What you need to do: Using the records below, please work out how many lines contain "Saved"; answer with the number alone.

-- -- --

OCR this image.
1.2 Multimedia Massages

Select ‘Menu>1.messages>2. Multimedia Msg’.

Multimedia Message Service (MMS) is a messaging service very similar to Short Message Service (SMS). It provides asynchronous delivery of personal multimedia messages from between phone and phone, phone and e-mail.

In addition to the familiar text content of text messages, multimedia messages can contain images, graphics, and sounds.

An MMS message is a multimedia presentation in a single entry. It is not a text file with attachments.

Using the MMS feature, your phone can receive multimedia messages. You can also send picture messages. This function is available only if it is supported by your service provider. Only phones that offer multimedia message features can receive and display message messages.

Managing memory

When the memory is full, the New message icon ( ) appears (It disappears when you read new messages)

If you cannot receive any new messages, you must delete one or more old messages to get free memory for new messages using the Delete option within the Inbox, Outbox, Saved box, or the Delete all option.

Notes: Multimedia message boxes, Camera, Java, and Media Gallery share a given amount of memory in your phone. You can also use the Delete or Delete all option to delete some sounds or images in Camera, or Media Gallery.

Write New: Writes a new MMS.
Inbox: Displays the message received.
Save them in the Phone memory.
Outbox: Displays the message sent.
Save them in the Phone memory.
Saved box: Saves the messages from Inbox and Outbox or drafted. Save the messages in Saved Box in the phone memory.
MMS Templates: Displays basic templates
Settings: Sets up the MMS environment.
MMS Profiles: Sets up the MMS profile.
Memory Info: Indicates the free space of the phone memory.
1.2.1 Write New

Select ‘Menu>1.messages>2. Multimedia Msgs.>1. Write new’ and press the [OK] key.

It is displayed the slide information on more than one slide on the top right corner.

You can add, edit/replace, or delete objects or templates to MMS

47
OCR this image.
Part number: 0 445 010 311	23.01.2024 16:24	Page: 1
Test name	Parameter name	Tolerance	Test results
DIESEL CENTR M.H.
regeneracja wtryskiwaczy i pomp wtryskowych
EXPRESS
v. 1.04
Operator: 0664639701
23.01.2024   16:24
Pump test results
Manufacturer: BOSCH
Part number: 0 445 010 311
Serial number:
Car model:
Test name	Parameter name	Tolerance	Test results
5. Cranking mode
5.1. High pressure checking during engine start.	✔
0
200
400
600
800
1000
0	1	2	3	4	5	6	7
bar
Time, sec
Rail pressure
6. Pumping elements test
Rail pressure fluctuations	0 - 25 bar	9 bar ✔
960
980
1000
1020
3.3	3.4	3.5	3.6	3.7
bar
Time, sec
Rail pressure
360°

-- -- --

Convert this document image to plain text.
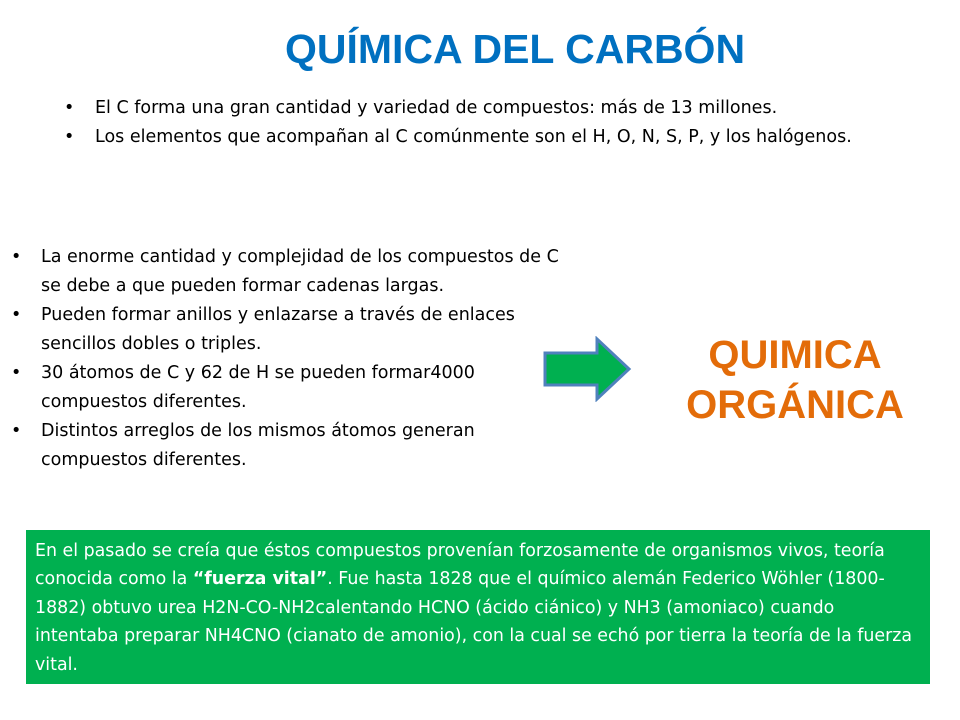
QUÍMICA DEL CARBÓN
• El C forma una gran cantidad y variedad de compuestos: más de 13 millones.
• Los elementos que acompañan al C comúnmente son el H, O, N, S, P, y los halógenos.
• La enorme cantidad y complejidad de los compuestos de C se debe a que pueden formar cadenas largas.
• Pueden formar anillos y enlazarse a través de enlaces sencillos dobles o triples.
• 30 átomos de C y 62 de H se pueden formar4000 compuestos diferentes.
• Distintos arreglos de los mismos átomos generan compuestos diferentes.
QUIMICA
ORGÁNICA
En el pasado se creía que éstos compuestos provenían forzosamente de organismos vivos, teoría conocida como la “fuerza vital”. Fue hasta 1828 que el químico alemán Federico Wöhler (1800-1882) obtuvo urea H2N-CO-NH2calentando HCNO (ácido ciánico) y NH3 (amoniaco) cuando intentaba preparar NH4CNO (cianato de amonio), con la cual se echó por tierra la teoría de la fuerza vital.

-- -- --

Written solution: 2